## Stated task
Pull out every line below containing the word "Zadar".

## Raw data
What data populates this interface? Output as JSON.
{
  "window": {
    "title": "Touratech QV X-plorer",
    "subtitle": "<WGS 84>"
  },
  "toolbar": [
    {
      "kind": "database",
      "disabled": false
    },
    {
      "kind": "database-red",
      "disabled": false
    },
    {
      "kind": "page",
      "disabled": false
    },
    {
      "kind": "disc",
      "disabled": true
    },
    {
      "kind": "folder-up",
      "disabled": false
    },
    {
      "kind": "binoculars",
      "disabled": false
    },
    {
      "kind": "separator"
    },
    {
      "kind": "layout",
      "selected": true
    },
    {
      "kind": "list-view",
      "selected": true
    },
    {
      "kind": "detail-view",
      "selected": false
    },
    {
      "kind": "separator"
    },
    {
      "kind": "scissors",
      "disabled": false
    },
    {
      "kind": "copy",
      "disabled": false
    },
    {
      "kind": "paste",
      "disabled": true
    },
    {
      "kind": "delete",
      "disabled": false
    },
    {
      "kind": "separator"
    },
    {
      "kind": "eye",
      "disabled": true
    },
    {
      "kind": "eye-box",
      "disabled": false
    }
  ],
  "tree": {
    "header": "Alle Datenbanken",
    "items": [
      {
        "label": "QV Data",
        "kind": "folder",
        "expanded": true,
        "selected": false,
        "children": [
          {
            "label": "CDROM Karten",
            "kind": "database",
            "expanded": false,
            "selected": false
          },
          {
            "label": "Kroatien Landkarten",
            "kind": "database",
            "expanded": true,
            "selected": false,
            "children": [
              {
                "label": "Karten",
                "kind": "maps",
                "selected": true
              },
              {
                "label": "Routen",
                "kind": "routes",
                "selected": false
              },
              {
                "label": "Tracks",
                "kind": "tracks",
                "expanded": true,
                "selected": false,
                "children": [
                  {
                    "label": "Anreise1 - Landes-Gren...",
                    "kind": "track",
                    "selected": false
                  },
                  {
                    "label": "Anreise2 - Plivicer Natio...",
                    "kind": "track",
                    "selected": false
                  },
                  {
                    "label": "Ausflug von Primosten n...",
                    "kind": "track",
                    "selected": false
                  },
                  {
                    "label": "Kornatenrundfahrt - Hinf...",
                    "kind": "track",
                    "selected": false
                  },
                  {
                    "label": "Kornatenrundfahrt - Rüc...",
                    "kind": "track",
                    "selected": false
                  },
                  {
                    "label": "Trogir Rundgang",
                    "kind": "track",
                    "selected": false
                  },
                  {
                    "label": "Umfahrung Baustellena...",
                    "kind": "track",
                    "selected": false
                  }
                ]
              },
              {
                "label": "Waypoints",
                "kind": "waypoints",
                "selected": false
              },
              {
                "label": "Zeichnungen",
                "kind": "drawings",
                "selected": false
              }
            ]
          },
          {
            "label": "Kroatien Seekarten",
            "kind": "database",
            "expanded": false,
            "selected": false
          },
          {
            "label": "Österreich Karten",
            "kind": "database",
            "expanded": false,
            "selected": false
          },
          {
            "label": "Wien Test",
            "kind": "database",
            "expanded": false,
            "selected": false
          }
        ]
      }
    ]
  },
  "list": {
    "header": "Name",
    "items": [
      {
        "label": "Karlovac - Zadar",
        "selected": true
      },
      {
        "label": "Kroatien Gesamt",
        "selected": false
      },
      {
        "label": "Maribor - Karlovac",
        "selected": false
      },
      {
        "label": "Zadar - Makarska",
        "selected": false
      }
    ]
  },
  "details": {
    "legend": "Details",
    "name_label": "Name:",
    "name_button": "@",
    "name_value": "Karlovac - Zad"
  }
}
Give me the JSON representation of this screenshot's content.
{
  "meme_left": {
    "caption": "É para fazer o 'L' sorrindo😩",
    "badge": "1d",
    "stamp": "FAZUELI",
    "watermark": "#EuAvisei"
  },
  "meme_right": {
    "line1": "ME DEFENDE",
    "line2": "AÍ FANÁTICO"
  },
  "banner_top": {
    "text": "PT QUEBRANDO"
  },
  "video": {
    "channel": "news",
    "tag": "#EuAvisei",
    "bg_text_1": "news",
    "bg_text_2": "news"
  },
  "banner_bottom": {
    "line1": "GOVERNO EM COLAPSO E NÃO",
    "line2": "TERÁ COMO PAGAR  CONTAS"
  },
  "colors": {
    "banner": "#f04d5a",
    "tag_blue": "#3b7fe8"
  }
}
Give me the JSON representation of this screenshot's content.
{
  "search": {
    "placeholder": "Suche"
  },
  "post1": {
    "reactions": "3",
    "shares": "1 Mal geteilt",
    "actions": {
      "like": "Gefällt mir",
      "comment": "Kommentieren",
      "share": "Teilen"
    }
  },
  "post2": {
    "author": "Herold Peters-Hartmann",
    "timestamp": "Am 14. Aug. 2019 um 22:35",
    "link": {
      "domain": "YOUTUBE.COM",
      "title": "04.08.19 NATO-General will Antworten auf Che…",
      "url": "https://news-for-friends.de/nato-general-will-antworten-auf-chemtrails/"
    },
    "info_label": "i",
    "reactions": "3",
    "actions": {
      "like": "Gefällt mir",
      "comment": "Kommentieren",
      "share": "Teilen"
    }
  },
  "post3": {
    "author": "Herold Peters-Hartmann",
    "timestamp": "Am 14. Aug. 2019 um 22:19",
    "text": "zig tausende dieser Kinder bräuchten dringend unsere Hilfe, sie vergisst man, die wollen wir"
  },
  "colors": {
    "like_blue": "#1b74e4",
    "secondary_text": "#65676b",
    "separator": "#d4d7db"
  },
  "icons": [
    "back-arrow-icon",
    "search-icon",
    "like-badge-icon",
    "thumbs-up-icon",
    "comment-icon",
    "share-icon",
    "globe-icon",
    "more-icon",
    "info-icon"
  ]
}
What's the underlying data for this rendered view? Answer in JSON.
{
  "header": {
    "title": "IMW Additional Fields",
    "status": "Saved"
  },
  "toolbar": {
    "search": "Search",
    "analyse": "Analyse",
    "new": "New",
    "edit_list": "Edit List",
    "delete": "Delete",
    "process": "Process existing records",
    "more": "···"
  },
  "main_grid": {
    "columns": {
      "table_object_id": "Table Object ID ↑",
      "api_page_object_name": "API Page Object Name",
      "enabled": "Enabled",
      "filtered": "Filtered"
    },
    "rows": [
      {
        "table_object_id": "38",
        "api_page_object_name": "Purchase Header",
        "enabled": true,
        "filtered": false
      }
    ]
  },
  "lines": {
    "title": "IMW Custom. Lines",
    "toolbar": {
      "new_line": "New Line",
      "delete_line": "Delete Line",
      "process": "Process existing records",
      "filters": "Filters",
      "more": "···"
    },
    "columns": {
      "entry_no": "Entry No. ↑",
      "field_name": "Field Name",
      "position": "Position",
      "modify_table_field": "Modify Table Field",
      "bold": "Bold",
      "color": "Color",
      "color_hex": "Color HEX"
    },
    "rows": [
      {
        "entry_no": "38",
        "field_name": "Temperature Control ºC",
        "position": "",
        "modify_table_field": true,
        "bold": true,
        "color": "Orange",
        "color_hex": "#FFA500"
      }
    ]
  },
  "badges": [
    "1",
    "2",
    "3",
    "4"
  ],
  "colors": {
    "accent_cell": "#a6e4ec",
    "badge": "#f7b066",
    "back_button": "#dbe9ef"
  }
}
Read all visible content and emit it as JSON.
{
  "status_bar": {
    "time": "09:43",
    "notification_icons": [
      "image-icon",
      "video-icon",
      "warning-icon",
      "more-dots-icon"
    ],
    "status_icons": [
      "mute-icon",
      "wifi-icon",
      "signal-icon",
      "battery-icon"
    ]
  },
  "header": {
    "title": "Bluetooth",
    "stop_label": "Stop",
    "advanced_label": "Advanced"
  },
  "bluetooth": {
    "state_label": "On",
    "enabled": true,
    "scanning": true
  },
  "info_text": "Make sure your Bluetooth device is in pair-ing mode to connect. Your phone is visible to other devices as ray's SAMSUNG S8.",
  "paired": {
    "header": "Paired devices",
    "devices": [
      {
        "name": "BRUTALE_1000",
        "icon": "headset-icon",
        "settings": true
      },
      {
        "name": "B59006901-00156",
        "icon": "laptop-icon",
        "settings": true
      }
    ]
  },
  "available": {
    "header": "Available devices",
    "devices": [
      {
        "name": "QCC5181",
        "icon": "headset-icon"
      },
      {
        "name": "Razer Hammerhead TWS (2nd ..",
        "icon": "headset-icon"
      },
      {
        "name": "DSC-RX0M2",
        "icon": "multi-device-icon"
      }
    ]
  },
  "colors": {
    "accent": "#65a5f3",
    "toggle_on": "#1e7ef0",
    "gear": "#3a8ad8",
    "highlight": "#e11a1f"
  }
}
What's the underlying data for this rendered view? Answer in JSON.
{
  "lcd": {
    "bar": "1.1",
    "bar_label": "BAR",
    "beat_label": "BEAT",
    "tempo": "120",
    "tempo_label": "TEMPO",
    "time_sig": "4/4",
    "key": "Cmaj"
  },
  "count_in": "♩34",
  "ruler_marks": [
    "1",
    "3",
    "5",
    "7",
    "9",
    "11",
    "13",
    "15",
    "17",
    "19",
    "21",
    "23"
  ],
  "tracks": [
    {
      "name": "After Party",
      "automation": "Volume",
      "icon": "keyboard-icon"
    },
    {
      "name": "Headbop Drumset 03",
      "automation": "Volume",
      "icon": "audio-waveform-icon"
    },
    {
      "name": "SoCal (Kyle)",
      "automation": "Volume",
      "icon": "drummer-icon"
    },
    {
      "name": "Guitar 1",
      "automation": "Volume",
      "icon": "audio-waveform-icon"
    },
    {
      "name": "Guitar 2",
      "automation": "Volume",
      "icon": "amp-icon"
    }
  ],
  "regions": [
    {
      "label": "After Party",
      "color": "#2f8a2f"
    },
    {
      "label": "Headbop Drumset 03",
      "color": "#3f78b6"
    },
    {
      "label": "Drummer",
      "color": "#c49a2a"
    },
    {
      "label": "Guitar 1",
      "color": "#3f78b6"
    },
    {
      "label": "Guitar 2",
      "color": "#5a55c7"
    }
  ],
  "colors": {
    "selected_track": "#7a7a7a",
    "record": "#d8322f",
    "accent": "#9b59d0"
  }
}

## Written answer
        "label": "Karlovac - Zadar",
        "label": "Zadar - Makarska",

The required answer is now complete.